* _Data listing_
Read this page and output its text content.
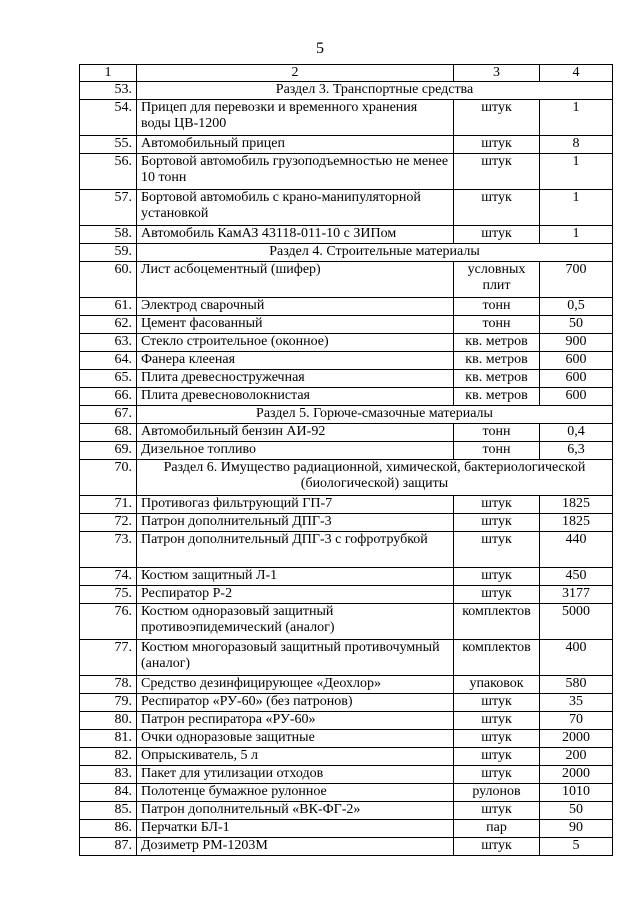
5
1	2	3	4
53.	Раздел 3. Транспортные средства		
54.	Прицеп для перевозки и временного хранения воды ЦВ-1200	штук	1
55.	Автомобильный прицеп	штук	8
56.	Бортовой автомобиль грузоподъемностью не менее 10 тонн	штук	1
57.	Бортовой автомобиль с крано-манипуляторной установкой	штук	1
58.	Автомобиль КамАЗ 43118-011-10 с ЗИПом	штук	1
59.	Раздел 4. Строительные материалы		
60.	Лист асбоцементный (шифер)	условных плит	700
61.	Электрод сварочный	тонн	0,5
62.	Цемент фасованный	тонн	50
63.	Стекло строительное (оконное)	кв. метров	900
64.	Фанера клееная	кв. метров	600
65.	Плита древесностружечная	кв. метров	600
66.	Плита древесноволокнистая	кв. метров	600
67.	Раздел 5. Горюче-смазочные материалы		
68.	Автомобильный бензин АИ-92	тонн	0,4
69.	Дизельное топливо	тонн	6,3
70.	Раздел 6. Имущество радиационной, химической, бактериологической (биологической) защиты		
71.	Противогаз фильтрующий ГП-7	штук	1825
72.	Патрон дополнительный ДПГ-3	штук	1825
73.	Патрон дополнительный ДПГ-3 с гофротрубкой	штук	440
74.	Костюм защитный Л-1	штук	450
75.	Респиратор Р-2	штук	3177
76.	Костюм одноразовый защитный противоэпидемический (аналог)	комплектов	5000
77.	Костюм многоразовый защитный противочумный (аналог)	комплектов	400
78.	Средство дезинфицирующее «Деохлор»	упаковок	580
79.	Респиратор «РУ-60» (без патронов)	штук	35
80.	Патрон респиратора «РУ-60»	штук	70
81.	Очки одноразовые защитные	штук	2000
82.	Опрыскиватель, 5 л	штук	200
83.	Пакет для утилизации отходов	штук	2000
84.	Полотенце бумажное рулонное	рулонов	1010
85.	Патрон дополнительный «ВК-ФГ-2»	штук	50
86.	Перчатки БЛ-1	пар	90
87.	Дозиметр РМ-1203М	штук	5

* _Aim of the exercise_
Among the lines of the data, identify those with the word "тонн". Copy each of them.

* _Solution for this task_
56.	Бортовой автомобиль грузоподъемностью не менее 10 тонн	штук	1
61.	Электрод сварочный	тонн	0,5
62.	Цемент фасованный	тонн	50
68.	Автомобильный бензин АИ-92	тонн	0,4
69.	Дизельное топливо	тонн	6,3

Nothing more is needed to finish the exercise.